» Exercise directions: Below is a block of records; return all of them exactly, but without the images.

Records from a data source
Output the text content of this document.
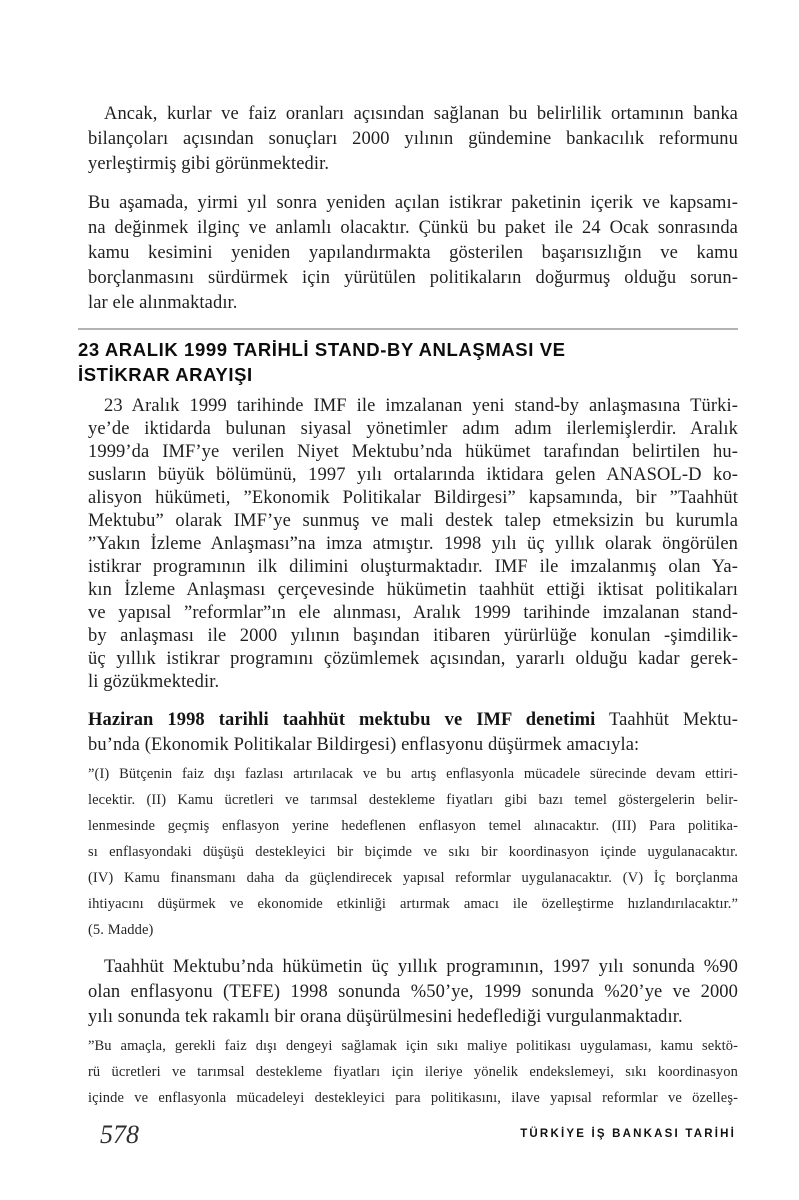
Ancak, kurlar ve faiz oranları açısından sağlanan bu belirlilik ortamının banka
bilançoları açısından sonuçları 2000 yılının gündemine bankacılık reformunu
yerleştirmiş gibi görünmektedir.
Bu aşamada, yirmi yıl sonra yeniden açılan istikrar paketinin içerik ve kapsamı-
na değinmek ilginç ve anlamlı olacaktır. Çünkü bu paket ile 24 Ocak sonrasında
kamu kesimini yeniden yapılandırmakta gösterilen başarısızlığın ve kamu
borçlanmasını sürdürmek için yürütülen politikaların doğurmuş olduğu sorun-
lar ele alınmaktadır.
23 ARALIK 1999 TARİHLİ STAND-BY ANLAŞMASI VE
İSTİKRAR ARAYIŞI
23 Aralık 1999 tarihinde IMF ile imzalanan yeni stand-by anlaşmasına Türki-
ye’de iktidarda bulunan siyasal yönetimler adım adım ilerlemişlerdir. Aralık
1999’da IMF’ye verilen Niyet Mektubu’nda hükümet tarafından belirtilen hu-
susların büyük bölümünü, 1997 yılı ortalarında iktidara gelen ANASOL-D ko-
alisyon hükümeti, ”Ekonomik Politikalar Bildirgesi” kapsamında, bir ”Taahhüt
Mektubu” olarak IMF’ye sunmuş ve mali destek talep etmeksizin bu kurumla
”Yakın İzleme Anlaşması”na imza atmıştır. 1998 yılı üç yıllık olarak öngörülen
istikrar programının ilk dilimini oluşturmaktadır. IMF ile imzalanmış olan Ya-
kın İzleme Anlaşması çerçevesinde hükümetin taahhüt ettiği iktisat politikaları
ve yapısal ”reformlar”ın ele alınması, Aralık 1999 tarihinde imzalanan stand-
by anlaşması ile 2000 yılının başından itibaren yürürlüğe konulan -şimdilik-
üç yıllık istikrar programını çözümlemek açısından, yararlı olduğu kadar gerek-
li gözükmektedir.
Haziran 1998 tarihli taahhüt mektubu ve IMF denetimi Taahhüt Mektu-
bu’nda (Ekonomik Politikalar Bildirgesi) enflasyonu düşürmek amacıyla:
”(I) Bütçenin faiz dışı fazlası artırılacak ve bu artış enflasyonla mücadele sürecinde devam ettiri-
lecektir. (II) Kamu ücretleri ve tarımsal destekleme fiyatları gibi bazı temel göstergelerin belir-
lenmesinde geçmiş enflasyon yerine hedeflenen enflasyon temel alınacaktır. (III) Para politika-
sı enflasyondaki düşüşü destekleyici bir biçimde ve sıkı bir koordinasyon içinde uygulanacaktır.
(IV) Kamu finansmanı daha da güçlendirecek yapısal reformlar uygulanacaktır. (V) İç borçlanma
ihtiyacını düşürmek ve ekonomide etkinliği artırmak amacı ile özelleştirme hızlandırılacaktır.”
(5. Madde)
Taahhüt Mektubu’nda hükümetin üç yıllık programının, 1997 yılı sonunda %90
olan enflasyonu (TEFE) 1998 sonunda %50’ye, 1999 sonunda %20’ye ve 2000
yılı sonunda tek rakamlı bir orana düşürülmesini hedeflediği vurgulanmaktadır.
”Bu amaçla, gerekli faiz dışı dengeyi sağlamak için sıkı maliye politikası uygulaması, kamu sektö-
rü ücretleri ve tarımsal destekleme fiyatları için ileriye yönelik endekslemeyi, sıkı koordinasyon
içinde ve enflasyonla mücadeleyi destekleyici para politikasını, ilave yapısal reformlar ve özelleş-
578	TÜRKİYE İŞ BANKASI TARİHİ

» Correct response:
Output the text content of this document.
Ancak, kurlar ve faiz oranları açısından sağlanan bu belirlilik ortamının banka
bilançoları açısından sonuçları 2000 yılının gündemine bankacılık reformunu
yerleştirmiş gibi görünmektedir.
Bu aşamada, yirmi yıl sonra yeniden açılan istikrar paketinin içerik ve kapsamı-
na değinmek ilginç ve anlamlı olacaktır. Çünkü bu paket ile 24 Ocak sonrasında
kamu kesimini yeniden yapılandırmakta gösterilen başarısızlığın ve kamu
borçlanmasını sürdürmek için yürütülen politikaların doğurmuş olduğu sorun-
lar ele alınmaktadır.
23 ARALIK 1999 TARİHLİ STAND-BY ANLAŞMASI VE
İSTİKRAR ARAYIŞI
23 Aralık 1999 tarihinde IMF ile imzalanan yeni stand-by anlaşmasına Türki-
ye’de iktidarda bulunan siyasal yönetimler adım adım ilerlemişlerdir. Aralık
1999’da IMF’ye verilen Niyet Mektubu’nda hükümet tarafından belirtilen hu-
susların büyük bölümünü, 1997 yılı ortalarında iktidara gelen ANASOL-D ko-
alisyon hükümeti, ”Ekonomik Politikalar Bildirgesi” kapsamında, bir ”Taahhüt
Mektubu” olarak IMF’ye sunmuş ve mali destek talep etmeksizin bu kurumla
”Yakın İzleme Anlaşması”na imza atmıştır. 1998 yılı üç yıllık olarak öngörülen
istikrar programının ilk dilimini oluşturmaktadır. IMF ile imzalanmış olan Ya-
kın İzleme Anlaşması çerçevesinde hükümetin taahhüt ettiği iktisat politikaları
ve yapısal ”reformlar”ın ele alınması, Aralık 1999 tarihinde imzalanan stand-
by anlaşması ile 2000 yılının başından itibaren yürürlüğe konulan -şimdilik-
üç yıllık istikrar programını çözümlemek açısından, yararlı olduğu kadar gerek-
li gözükmektedir.
Haziran 1998 tarihli taahhüt mektubu ve IMF denetimi Taahhüt Mektu-
bu’nda (Ekonomik Politikalar Bildirgesi) enflasyonu düşürmek amacıyla:
”(I) Bütçenin faiz dışı fazlası artırılacak ve bu artış enflasyonla mücadele sürecinde devam ettiri-
lecektir. (II) Kamu ücretleri ve tarımsal destekleme fiyatları gibi bazı temel göstergelerin belir-
lenmesinde geçmiş enflasyon yerine hedeflenen enflasyon temel alınacaktır. (III) Para politika-
sı enflasyondaki düşüşü destekleyici bir biçimde ve sıkı bir koordinasyon içinde uygulanacaktır.
(IV) Kamu finansmanı daha da güçlendirecek yapısal reformlar uygulanacaktır. (V) İç borçlanma
ihtiyacını düşürmek ve ekonomide etkinliği artırmak amacı ile özelleştirme hızlandırılacaktır.”
(5. Madde)
Taahhüt Mektubu’nda hükümetin üç yıllık programının, 1997 yılı sonunda %90
olan enflasyonu (TEFE) 1998 sonunda %50’ye, 1999 sonunda %20’ye ve 2000
yılı sonunda tek rakamlı bir orana düşürülmesini hedeflediği vurgulanmaktadır.
”Bu amaçla, gerekli faiz dışı dengeyi sağlamak için sıkı maliye politikası uygulaması, kamu sektö-
rü ücretleri ve tarımsal destekleme fiyatları için ileriye yönelik endekslemeyi, sıkı koordinasyon
içinde ve enflasyonla mücadeleyi destekleyici para politikasını, ilave yapısal reformlar ve özelleş-
578	TÜRKİYE İŞ BANKASI TARİHİ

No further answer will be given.